===== INPUT RECORDS
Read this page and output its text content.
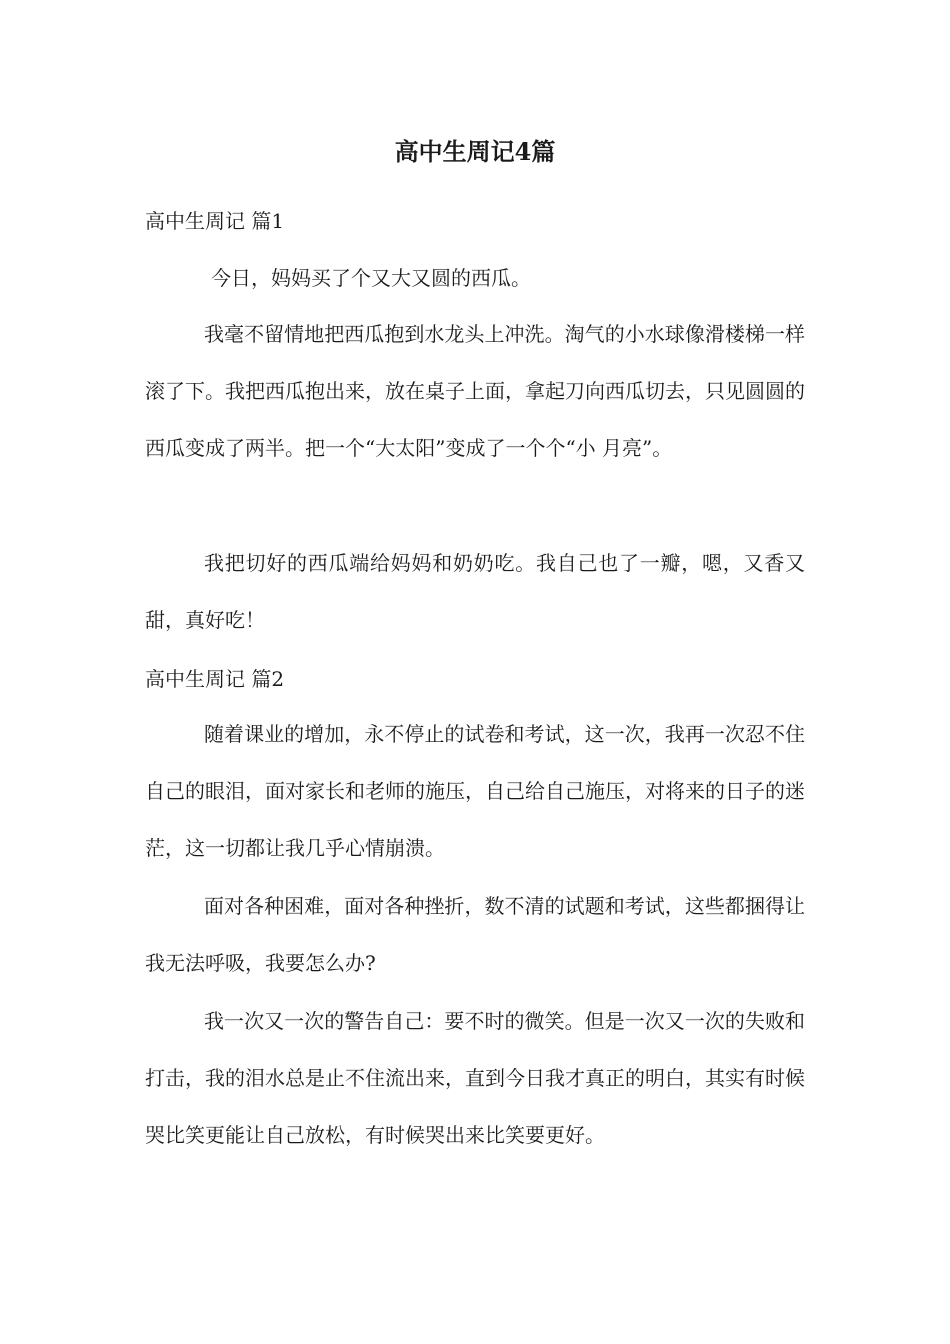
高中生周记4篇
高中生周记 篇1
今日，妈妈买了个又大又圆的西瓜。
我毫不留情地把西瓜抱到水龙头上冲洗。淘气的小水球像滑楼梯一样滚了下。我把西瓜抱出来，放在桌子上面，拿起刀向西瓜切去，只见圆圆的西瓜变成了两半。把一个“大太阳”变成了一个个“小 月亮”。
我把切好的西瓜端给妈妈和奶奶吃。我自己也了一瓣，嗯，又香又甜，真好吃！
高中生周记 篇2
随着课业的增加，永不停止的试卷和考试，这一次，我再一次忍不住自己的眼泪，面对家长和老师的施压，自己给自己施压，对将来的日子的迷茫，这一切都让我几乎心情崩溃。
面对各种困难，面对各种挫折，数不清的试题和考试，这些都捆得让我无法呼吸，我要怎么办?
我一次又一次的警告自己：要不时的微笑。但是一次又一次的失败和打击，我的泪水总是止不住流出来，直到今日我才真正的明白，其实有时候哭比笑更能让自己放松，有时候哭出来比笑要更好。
==========
» PROMPT
Give every line back word for word and leave the pictures out.

» FINISHED ANSWER
Read this page and output its text content.
高中生周记4篇
高中生周记 篇1
今日，妈妈买了个又大又圆的西瓜。
我毫不留情地把西瓜抱到水龙头上冲洗。淘气的小水球像滑楼梯一样滚了下。我把西瓜抱出来，放在桌子上面，拿起刀向西瓜切去，只见圆圆的西瓜变成了两半。把一个“大太阳”变成了一个个“小 月亮”。
我把切好的西瓜端给妈妈和奶奶吃。我自己也了一瓣，嗯，又香又甜，真好吃！
高中生周记 篇2
随着课业的增加，永不停止的试卷和考试，这一次，我再一次忍不住自己的眼泪，面对家长和老师的施压，自己给自己施压，对将来的日子的迷茫，这一切都让我几乎心情崩溃。
面对各种困难，面对各种挫折，数不清的试题和考试，这些都捆得让我无法呼吸，我要怎么办?
我一次又一次的警告自己：要不时的微笑。但是一次又一次的失败和打击，我的泪水总是止不住流出来，直到今日我才真正的明白，其实有时候哭比笑更能让自己放松，有时候哭出来比笑要更好。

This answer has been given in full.